>> begin RECORDS PROVIDED
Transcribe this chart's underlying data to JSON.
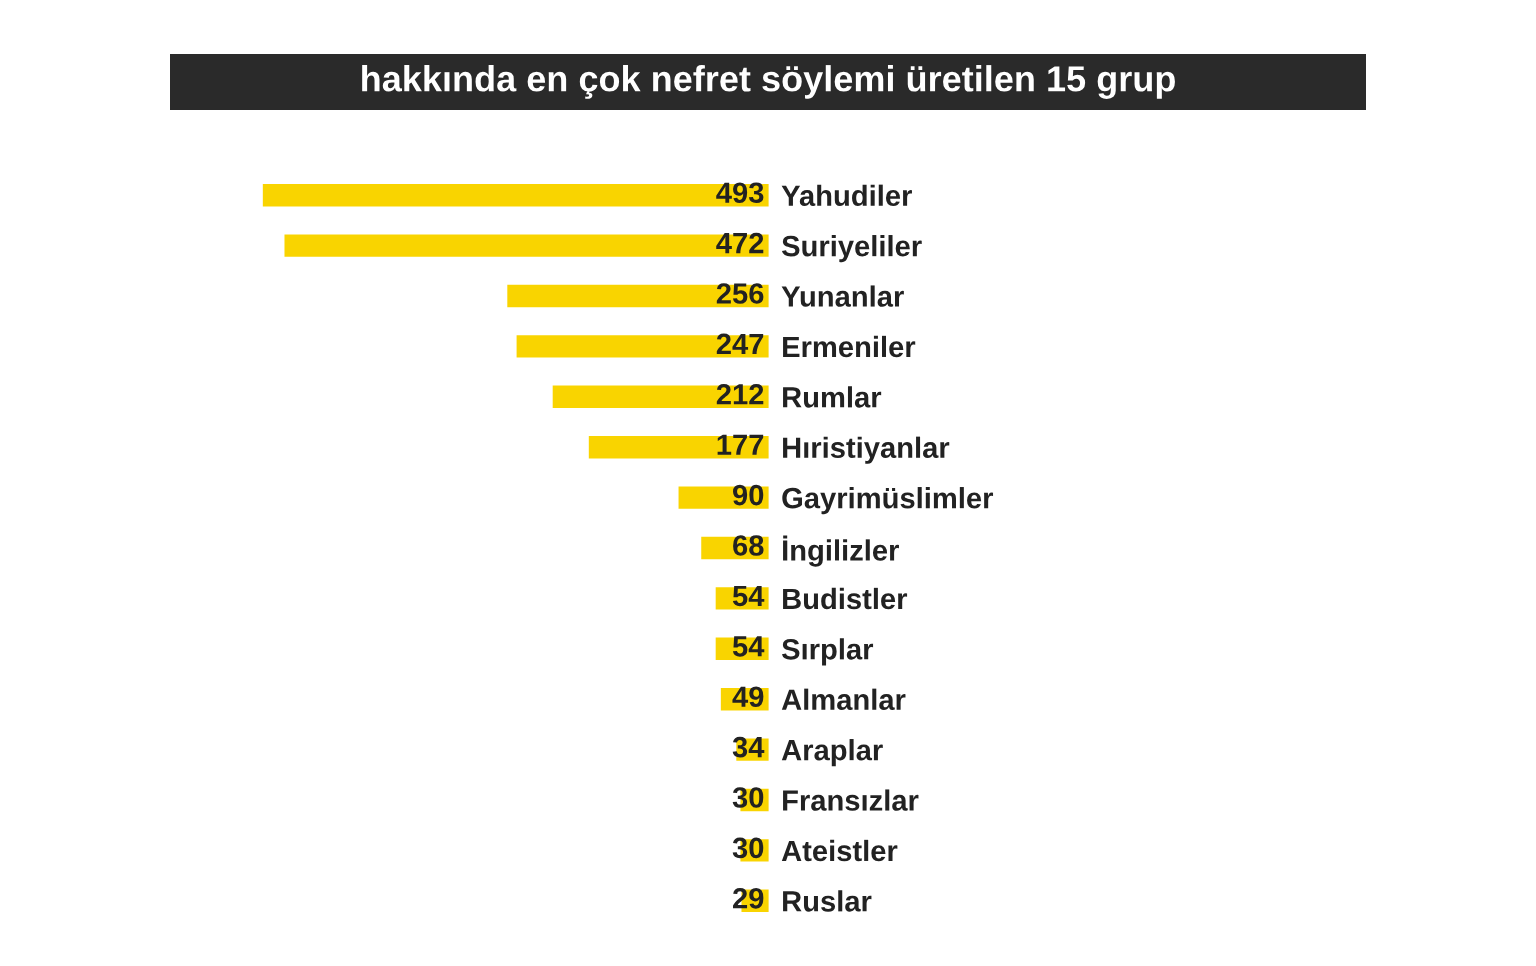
>> end RECORDS PROVIDED
>> begin RECORDS PROVIDED
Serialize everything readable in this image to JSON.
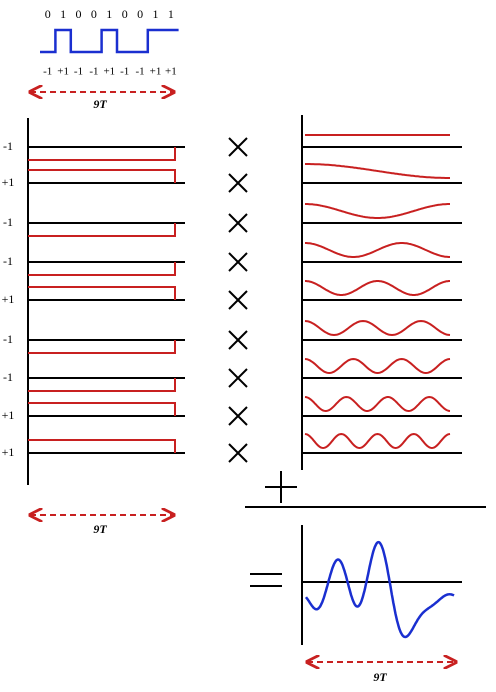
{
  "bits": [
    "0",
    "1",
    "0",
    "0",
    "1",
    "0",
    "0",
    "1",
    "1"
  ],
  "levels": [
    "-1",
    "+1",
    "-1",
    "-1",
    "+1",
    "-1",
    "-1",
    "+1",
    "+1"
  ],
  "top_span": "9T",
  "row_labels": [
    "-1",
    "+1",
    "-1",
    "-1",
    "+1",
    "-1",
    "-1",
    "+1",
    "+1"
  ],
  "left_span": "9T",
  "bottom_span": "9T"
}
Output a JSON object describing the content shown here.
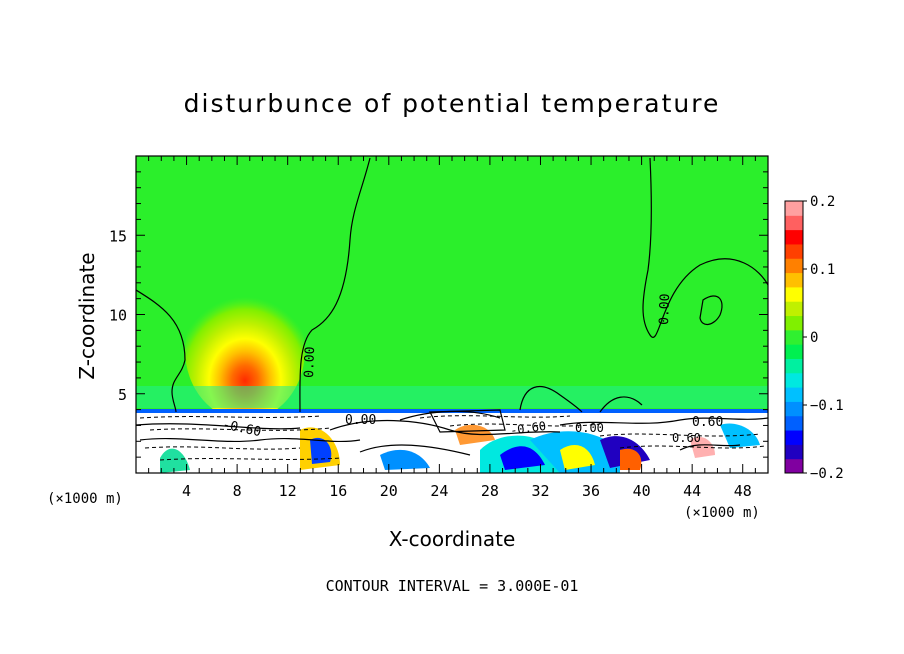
>> end RECORDS PROVIDED
**WHAT YOU WILL DO**
Pull out only the lines from the one with "Serialize everything readable" up to and including the one with "Output a JSON", and drop any pictures along the way.

**FULL RESPONSE**
Serialize everything readable in this image to JSON.
{
  "bits": [
    "0",
    "1",
    "0",
    "0",
    "1",
    "0",
    "0",
    "1",
    "1"
  ],
  "levels": [
    "-1",
    "+1",
    "-1",
    "-1",
    "+1",
    "-1",
    "-1",
    "+1",
    "+1"
  ],
  "top_span": "9T",
  "row_labels": [
    "-1",
    "+1",
    "-1",
    "-1",
    "+1",
    "-1",
    "-1",
    "+1",
    "+1"
  ],
  "left_span": "9T",
  "bottom_span": "9T"
}
Output a JSON object describing the content shown here.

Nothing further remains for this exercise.